• **Task brief**:
Among the lines below, list those containing the string "role".

• **Available records**:
════════════════

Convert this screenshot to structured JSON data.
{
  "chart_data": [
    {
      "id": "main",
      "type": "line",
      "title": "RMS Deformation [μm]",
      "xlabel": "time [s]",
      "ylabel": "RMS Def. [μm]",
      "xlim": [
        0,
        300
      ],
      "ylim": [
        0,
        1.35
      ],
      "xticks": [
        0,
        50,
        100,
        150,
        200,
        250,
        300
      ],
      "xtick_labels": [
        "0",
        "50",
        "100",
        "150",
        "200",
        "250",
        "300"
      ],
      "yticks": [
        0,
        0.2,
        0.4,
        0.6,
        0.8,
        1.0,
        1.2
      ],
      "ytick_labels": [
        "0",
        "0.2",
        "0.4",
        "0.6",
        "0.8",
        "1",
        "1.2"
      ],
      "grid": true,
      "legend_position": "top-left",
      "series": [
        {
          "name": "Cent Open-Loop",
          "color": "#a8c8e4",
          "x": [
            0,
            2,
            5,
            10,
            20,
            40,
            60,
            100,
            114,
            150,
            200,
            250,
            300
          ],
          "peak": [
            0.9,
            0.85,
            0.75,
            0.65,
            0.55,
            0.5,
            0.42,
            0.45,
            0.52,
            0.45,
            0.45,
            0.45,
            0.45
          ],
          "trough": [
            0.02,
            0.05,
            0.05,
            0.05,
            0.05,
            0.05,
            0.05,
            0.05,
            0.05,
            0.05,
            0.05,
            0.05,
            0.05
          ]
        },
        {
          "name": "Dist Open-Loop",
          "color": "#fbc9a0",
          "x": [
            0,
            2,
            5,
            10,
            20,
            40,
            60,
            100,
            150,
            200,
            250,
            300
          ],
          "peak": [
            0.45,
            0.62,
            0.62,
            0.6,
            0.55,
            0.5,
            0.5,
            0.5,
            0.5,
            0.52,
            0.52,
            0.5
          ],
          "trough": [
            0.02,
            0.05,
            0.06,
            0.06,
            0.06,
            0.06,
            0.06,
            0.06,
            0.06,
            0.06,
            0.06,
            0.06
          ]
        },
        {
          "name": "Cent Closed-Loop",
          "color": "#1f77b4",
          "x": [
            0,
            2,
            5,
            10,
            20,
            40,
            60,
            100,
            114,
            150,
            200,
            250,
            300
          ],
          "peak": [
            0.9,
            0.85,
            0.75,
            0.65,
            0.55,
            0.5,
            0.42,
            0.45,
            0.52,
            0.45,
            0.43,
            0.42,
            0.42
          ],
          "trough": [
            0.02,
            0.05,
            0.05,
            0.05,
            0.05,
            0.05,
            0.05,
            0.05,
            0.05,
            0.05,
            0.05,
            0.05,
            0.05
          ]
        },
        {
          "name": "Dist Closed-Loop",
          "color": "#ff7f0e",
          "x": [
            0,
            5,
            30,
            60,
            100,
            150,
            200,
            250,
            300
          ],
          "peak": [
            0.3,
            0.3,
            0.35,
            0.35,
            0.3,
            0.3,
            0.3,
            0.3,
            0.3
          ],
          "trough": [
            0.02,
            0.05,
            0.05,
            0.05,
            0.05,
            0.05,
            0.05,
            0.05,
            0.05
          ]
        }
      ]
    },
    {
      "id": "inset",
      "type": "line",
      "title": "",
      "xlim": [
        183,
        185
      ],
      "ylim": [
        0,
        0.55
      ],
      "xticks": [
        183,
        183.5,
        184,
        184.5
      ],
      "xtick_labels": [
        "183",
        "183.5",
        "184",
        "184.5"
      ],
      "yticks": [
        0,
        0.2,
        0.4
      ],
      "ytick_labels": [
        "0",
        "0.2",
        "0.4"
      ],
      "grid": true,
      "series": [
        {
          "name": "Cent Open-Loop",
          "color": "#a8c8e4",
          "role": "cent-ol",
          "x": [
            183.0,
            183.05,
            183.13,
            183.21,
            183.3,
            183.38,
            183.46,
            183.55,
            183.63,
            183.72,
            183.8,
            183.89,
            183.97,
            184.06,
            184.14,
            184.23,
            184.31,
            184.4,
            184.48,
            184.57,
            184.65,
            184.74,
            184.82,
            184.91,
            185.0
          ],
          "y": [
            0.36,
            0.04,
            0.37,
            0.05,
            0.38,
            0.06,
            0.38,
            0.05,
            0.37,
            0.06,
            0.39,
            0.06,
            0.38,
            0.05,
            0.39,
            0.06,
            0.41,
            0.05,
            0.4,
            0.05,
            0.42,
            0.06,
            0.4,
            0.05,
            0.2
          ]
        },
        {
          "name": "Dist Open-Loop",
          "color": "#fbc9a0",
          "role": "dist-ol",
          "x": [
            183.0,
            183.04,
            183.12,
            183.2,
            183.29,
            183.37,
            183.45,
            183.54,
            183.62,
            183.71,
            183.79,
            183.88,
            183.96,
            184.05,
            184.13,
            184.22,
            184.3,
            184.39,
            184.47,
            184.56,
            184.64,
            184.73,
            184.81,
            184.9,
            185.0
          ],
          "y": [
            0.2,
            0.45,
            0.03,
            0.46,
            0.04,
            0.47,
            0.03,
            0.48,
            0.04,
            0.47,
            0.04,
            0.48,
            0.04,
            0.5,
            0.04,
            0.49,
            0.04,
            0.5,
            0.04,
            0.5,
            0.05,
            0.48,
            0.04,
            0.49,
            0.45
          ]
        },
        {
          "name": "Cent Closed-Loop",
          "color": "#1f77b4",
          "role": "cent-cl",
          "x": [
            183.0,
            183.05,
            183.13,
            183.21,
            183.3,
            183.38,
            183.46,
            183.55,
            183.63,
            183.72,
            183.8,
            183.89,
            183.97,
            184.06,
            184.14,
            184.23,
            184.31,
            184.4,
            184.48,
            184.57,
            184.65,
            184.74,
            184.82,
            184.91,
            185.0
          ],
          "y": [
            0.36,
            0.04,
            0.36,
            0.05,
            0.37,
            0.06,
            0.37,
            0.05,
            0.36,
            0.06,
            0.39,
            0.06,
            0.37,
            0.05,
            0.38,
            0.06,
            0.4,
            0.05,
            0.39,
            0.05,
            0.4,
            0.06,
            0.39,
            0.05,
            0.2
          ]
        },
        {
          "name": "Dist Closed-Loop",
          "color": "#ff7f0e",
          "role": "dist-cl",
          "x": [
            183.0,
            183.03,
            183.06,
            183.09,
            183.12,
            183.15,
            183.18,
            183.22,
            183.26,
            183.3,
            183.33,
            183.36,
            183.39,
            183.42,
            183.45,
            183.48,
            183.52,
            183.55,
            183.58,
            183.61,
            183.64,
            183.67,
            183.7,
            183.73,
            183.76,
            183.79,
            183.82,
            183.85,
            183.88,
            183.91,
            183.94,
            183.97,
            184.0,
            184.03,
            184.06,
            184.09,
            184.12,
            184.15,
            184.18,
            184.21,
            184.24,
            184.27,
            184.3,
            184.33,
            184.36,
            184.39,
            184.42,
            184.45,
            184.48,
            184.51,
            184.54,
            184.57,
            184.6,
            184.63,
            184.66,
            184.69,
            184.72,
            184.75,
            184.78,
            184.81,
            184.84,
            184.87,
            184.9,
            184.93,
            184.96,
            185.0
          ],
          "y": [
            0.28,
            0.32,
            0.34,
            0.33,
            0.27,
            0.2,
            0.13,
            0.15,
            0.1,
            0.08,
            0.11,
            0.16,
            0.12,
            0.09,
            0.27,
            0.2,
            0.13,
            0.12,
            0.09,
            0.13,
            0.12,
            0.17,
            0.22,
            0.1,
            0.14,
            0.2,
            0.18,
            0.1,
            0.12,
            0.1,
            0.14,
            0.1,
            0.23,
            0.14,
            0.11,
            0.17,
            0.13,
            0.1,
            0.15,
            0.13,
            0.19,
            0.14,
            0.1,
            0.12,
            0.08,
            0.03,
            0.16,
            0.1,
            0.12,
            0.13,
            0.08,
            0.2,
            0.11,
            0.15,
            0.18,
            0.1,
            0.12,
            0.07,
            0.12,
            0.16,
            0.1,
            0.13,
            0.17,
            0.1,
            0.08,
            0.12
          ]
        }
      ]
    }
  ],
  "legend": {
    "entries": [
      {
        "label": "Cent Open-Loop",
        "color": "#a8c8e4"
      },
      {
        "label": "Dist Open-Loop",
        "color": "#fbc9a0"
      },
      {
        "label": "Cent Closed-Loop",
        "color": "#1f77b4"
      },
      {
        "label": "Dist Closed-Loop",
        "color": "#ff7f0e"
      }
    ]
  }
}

════════════════

• **Response to this exercise**:
          "role": "cent-ol",
          "role": "dist-ol",
          "role": "cent-cl",
          "role": "dist-cl",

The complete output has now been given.